Give only the number of lines where "title" occurs.

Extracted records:
▶
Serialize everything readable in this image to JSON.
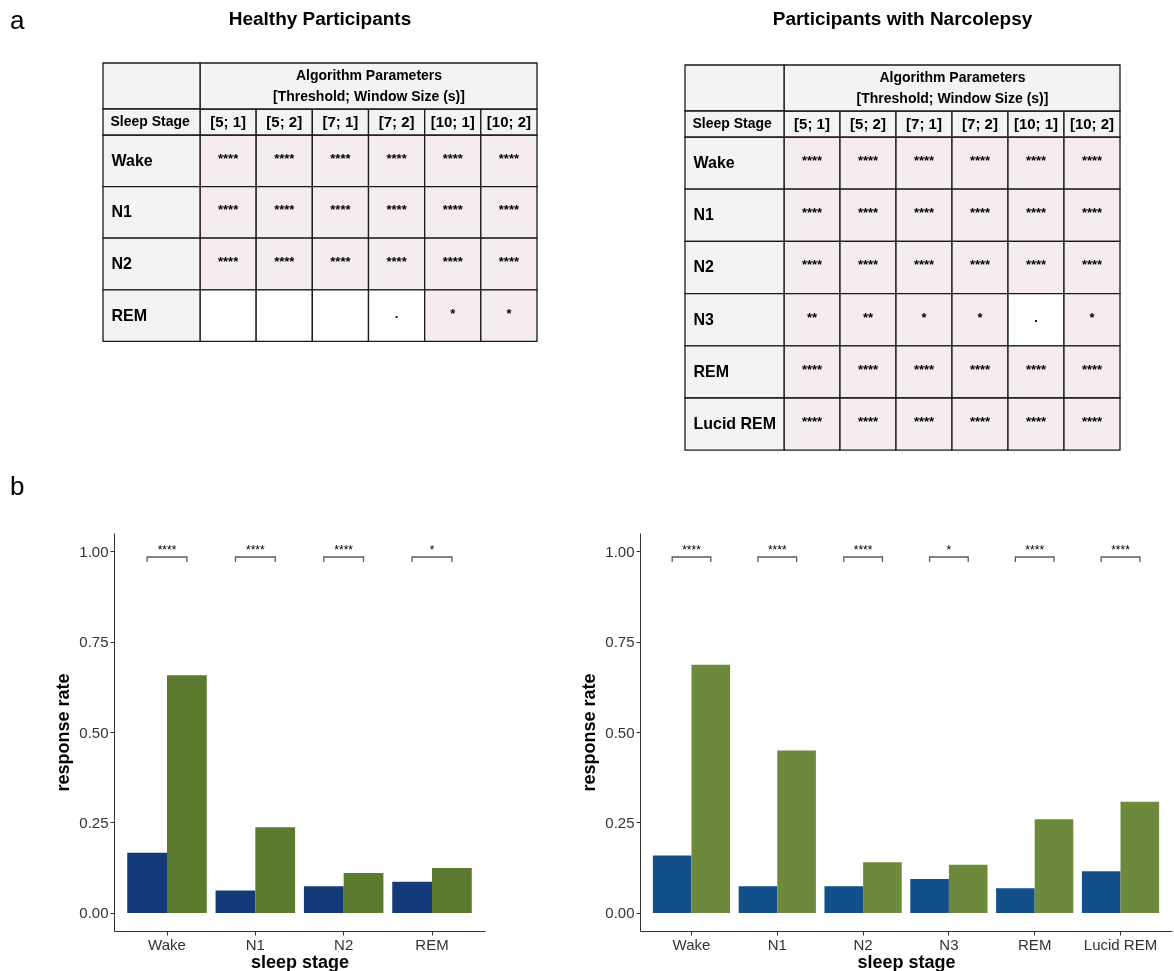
{
  "chart_data": [
    {
      "type": "heatmap",
      "title": "Healthy Participants",
      "xlabel": "Algorithm Parameters\n[Threshold; Window Size (s)]",
      "ylabel": "Sleep Stage",
      "categories": [
        "[5; 1]",
        "[5; 2]",
        "[7; 1]",
        "[7; 2]",
        "[10; 1]",
        "[10; 2]"
      ],
      "y_categories": [
        "Wake",
        "N1",
        "N2",
        "REM"
      ],
      "cells": [
        [
          null,
          null,
          null,
          null,
          null,
          null
        ],
        [
          null,
          null,
          null,
          null,
          null,
          null
        ],
        [
          null,
          null,
          null,
          null,
          null,
          null
        ],
        [
          null,
          null,
          null,
          null,
          null,
          null
        ]
      ],
      "cell_labels": [
        [
          "****",
          "****",
          "****",
          "****",
          "****",
          "****"
        ],
        [
          "****",
          "****",
          "****",
          "****",
          "****",
          "****"
        ],
        [
          "****",
          "****",
          "****",
          "****",
          "****",
          "****"
        ],
        [
          null,
          null,
          null,
          ".",
          "*",
          "*"
        ]
      ],
      "colors": [
        [
          "#f5ecef",
          "#f5ecef",
          "#f5ecef",
          "#f5ecef",
          "#f5ecef",
          "#f5ecef"
        ],
        [
          "#f5ecef",
          "#f5ecef",
          "#f5ecef",
          "#f5ecef",
          "#f5ecef",
          "#f5ecef"
        ],
        [
          "#f5ecef",
          "#f5ecef",
          "#f5ecef",
          "#f5ecef",
          "#f5ecef",
          "#f5ecef"
        ],
        [
          "#ffffff",
          "#ffffff",
          "#ffffff",
          "#ffffff",
          "#f5ecef",
          "#f5ecef"
        ]
      ],
      "annotations": [
        "a"
      ]
    },
    {
      "type": "heatmap",
      "title": "Participants with Narcolepsy",
      "xlabel": "Algorithm Parameters\n[Threshold; Window Size (s)]",
      "ylabel": "Sleep Stage",
      "categories": [
        "[5; 1]",
        "[5; 2]",
        "[7; 1]",
        "[7; 2]",
        "[10; 1]",
        "[10; 2]"
      ],
      "y_categories": [
        "Wake",
        "N1",
        "N2",
        "N3",
        "REM",
        "Lucid REM"
      ],
      "cells": [
        [
          null,
          null,
          null,
          null,
          null,
          null
        ],
        [
          null,
          null,
          null,
          null,
          null,
          null
        ],
        [
          null,
          null,
          null,
          null,
          null,
          null
        ],
        [
          null,
          null,
          null,
          null,
          null,
          null
        ],
        [
          null,
          null,
          null,
          null,
          null,
          null
        ],
        [
          null,
          null,
          null,
          null,
          null,
          null
        ]
      ],
      "cell_labels": [
        [
          "****",
          "****",
          "****",
          "****",
          "****",
          "****"
        ],
        [
          "****",
          "****",
          "****",
          "****",
          "****",
          "****"
        ],
        [
          "****",
          "****",
          "****",
          "****",
          "****",
          "****"
        ],
        [
          "**",
          "**",
          "*",
          "*",
          ".",
          "*"
        ],
        [
          "****",
          "****",
          "****",
          "****",
          "****",
          "****"
        ],
        [
          "****",
          "****",
          "****",
          "****",
          "****",
          "****"
        ]
      ],
      "colors": [
        [
          "#f5ecef",
          "#f5ecef",
          "#f5ecef",
          "#f5ecef",
          "#f5ecef",
          "#f5ecef"
        ],
        [
          "#f5ecef",
          "#f5ecef",
          "#f5ecef",
          "#f5ecef",
          "#f5ecef",
          "#f5ecef"
        ],
        [
          "#f5ecef",
          "#f5ecef",
          "#f5ecef",
          "#f5ecef",
          "#f5ecef",
          "#f5ecef"
        ],
        [
          "#f5ecef",
          "#f5ecef",
          "#f5ecef",
          "#f5ecef",
          "#ffffff",
          "#f5ecef"
        ],
        [
          "#f5ecef",
          "#f5ecef",
          "#f5ecef",
          "#f5ecef",
          "#f5ecef",
          "#f5ecef"
        ],
        [
          "#f5ecef",
          "#f5ecef",
          "#f5ecef",
          "#f5ecef",
          "#f5ecef",
          "#f5ecef"
        ]
      ]
    },
    {
      "type": "bar",
      "xlabel": "sleep stage",
      "ylabel": "response rate",
      "categories": [
        "Wake",
        "N1",
        "N2",
        "REM"
      ],
      "series": [
        {
          "color": "#143b78",
          "values": [
            0.166,
            0.062,
            0.074,
            0.086
          ]
        },
        {
          "color": "#5c7a2e",
          "values": [
            0.657,
            0.237,
            0.11,
            0.124
          ]
        }
      ],
      "ylim": [
        -0.05,
        1.05
      ],
      "yticks": [
        {
          "value": 0,
          "label": "0.00"
        },
        {
          "value": 0.25,
          "label": "0.25"
        },
        {
          "value": 0.5,
          "label": "0.50"
        },
        {
          "value": 0.75,
          "label": "0.75"
        },
        {
          "value": 1,
          "label": "1.00"
        }
      ],
      "annotations": [
        "b",
        "****",
        "****",
        "****",
        "*"
      ]
    },
    {
      "type": "bar",
      "xlabel": "sleep stage",
      "ylabel": "response rate",
      "categories": [
        "Wake",
        "N1",
        "N2",
        "N3",
        "REM",
        "Lucid REM"
      ],
      "series": [
        {
          "color": "#134f8b",
          "values": [
            0.159,
            0.074,
            0.074,
            0.094,
            0.068,
            0.115
          ]
        },
        {
          "color": "#6d8a3c",
          "values": [
            0.686,
            0.449,
            0.14,
            0.133,
            0.259,
            0.307
          ]
        }
      ],
      "ylim": [
        -0.05,
        1.05
      ],
      "yticks": [
        {
          "value": 0,
          "label": "0.00"
        },
        {
          "value": 0.25,
          "label": "0.25"
        },
        {
          "value": 0.5,
          "label": "0.50"
        },
        {
          "value": 0.75,
          "label": "0.75"
        },
        {
          "value": 1,
          "label": "1.00"
        }
      ],
      "annotations": [
        "****",
        "****",
        "****",
        "*",
        "****",
        "****"
      ]
    }
  ]
}
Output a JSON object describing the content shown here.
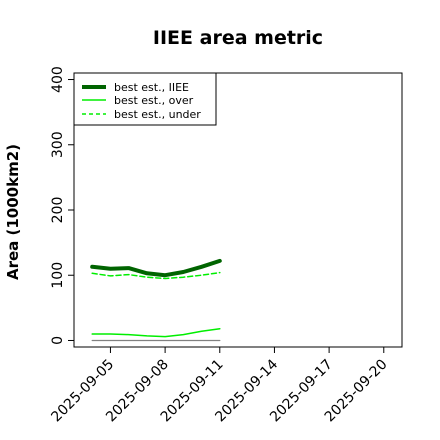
{
  "chart_data": {
    "type": "line",
    "title": "IIEE area metric",
    "xlabel": "",
    "ylabel": "Area (1000km2)",
    "ylim": [
      -10,
      410
    ],
    "yticks": [
      0,
      100,
      200,
      300,
      400
    ],
    "x_start": "2025-09-03",
    "x_end": "2025-09-21",
    "xtick_labels": [
      "2025-09-05",
      "2025-09-08",
      "2025-09-11",
      "2025-09-14",
      "2025-09-17",
      "2025-09-20"
    ],
    "legend_placement": "top-left",
    "grid": false,
    "series": [
      {
        "name": "best est., IIEE",
        "color": "#006400",
        "style": "solid-thick",
        "x": [
          "2025-09-04",
          "2025-09-05",
          "2025-09-06",
          "2025-09-07",
          "2025-09-08",
          "2025-09-09",
          "2025-09-10",
          "2025-09-11"
        ],
        "values": [
          113,
          110,
          111,
          103,
          100,
          105,
          113,
          122
        ]
      },
      {
        "name": "best est., over",
        "color": "#00ee00",
        "style": "solid",
        "x": [
          "2025-09-04",
          "2025-09-05",
          "2025-09-06",
          "2025-09-07",
          "2025-09-08",
          "2025-09-09",
          "2025-09-10",
          "2025-09-11"
        ],
        "values": [
          10,
          10,
          9,
          7,
          6,
          9,
          14,
          18
        ]
      },
      {
        "name": "best est., under",
        "color": "#00ee00",
        "style": "dashed",
        "x": [
          "2025-09-04",
          "2025-09-05",
          "2025-09-06",
          "2025-09-07",
          "2025-09-08",
          "2025-09-09",
          "2025-09-10",
          "2025-09-11"
        ],
        "values": [
          103,
          99,
          101,
          97,
          95,
          97,
          100,
          104
        ]
      },
      {
        "name": "",
        "color": "#808080",
        "style": "solid-thin",
        "x": [
          "2025-09-04",
          "2025-09-11"
        ],
        "values": [
          0,
          0
        ]
      }
    ]
  }
}
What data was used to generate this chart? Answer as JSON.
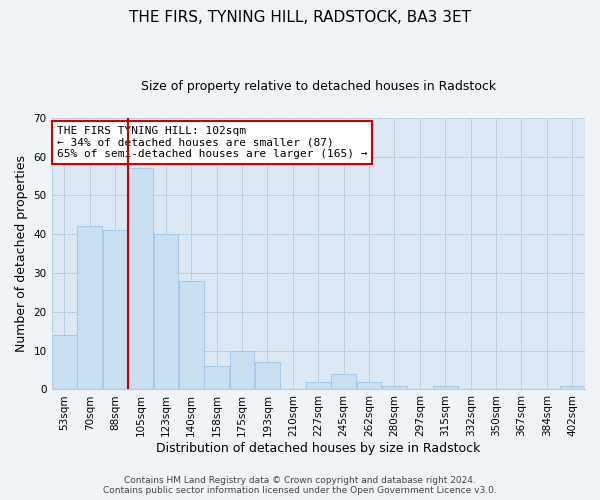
◀
Result:
3